Input rows:
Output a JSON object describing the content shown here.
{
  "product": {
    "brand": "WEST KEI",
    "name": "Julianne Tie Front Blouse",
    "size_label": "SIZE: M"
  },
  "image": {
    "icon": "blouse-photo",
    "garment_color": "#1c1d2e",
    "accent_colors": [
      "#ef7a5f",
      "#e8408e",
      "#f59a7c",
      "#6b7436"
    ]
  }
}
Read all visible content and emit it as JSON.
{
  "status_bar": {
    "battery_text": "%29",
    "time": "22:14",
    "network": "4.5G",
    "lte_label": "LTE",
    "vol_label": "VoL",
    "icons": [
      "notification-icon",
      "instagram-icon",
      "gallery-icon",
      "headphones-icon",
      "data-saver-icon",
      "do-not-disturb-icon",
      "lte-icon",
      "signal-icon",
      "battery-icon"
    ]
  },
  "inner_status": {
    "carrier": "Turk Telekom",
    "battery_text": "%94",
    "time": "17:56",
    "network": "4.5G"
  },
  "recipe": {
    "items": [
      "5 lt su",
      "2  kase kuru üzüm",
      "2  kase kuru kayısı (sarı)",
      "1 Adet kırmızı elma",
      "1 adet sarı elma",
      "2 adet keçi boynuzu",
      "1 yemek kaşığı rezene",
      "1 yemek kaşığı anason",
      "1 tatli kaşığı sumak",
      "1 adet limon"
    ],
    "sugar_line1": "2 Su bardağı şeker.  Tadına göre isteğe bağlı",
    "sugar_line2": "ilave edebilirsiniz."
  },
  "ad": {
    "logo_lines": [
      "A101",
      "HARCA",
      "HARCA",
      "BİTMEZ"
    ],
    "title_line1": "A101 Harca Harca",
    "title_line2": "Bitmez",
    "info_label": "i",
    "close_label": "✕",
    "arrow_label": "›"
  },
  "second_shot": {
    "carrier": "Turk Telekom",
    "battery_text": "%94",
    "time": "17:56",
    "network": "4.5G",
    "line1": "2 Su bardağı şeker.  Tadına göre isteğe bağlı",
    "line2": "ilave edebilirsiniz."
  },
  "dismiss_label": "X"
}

What you need to do: Copy every line verbatim.

Completed task:
Output a JSON object describing the content shown here.
{
  "product": {
    "brand": "WEST KEI",
    "name": "Julianne Tie Front Blouse",
    "size_label": "SIZE: M"
  },
  "image": {
    "icon": "blouse-photo",
    "garment_color": "#1c1d2e",
    "accent_colors": [
      "#ef7a5f",
      "#e8408e",
      "#f59a7c",
      "#6b7436"
    ]
  }
}
Read all visible content and emit it as JSON.
{
  "status_bar": {
    "battery_text": "%29",
    "time": "22:14",
    "network": "4.5G",
    "lte_label": "LTE",
    "vol_label": "VoL",
    "icons": [
      "notification-icon",
      "instagram-icon",
      "gallery-icon",
      "headphones-icon",
      "data-saver-icon",
      "do-not-disturb-icon",
      "lte-icon",
      "signal-icon",
      "battery-icon"
    ]
  },
  "inner_status": {
    "carrier": "Turk Telekom",
    "battery_text": "%94",
    "time": "17:56",
    "network": "4.5G"
  },
  "recipe": {
    "items": [
      "5 lt su",
      "2  kase kuru üzüm",
      "2  kase kuru kayısı (sarı)",
      "1 Adet kırmızı elma",
      "1 adet sarı elma",
      "2 adet keçi boynuzu",
      "1 yemek kaşığı rezene",
      "1 yemek kaşığı anason",
      "1 tatli kaşığı sumak",
      "1 adet limon"
    ],
    "sugar_line1": "2 Su bardağı şeker.  Tadına göre isteğe bağlı",
    "sugar_line2": "ilave edebilirsiniz."
  },
  "ad": {
    "logo_lines": [
      "A101",
      "HARCA",
      "HARCA",
      "BİTMEZ"
    ],
    "title_line1": "A101 Harca Harca",
    "title_line2": "Bitmez",
    "info_label": "i",
    "close_label": "✕",
    "arrow_label": "›"
  },
  "second_shot": {
    "carrier": "Turk Telekom",
    "battery_text": "%94",
    "time": "17:56",
    "network": "4.5G",
    "line1": "2 Su bardağı şeker.  Tadına göre isteğe bağlı",
    "line2": "ilave edebilirsiniz."
  },
  "dismiss_label": "X"
}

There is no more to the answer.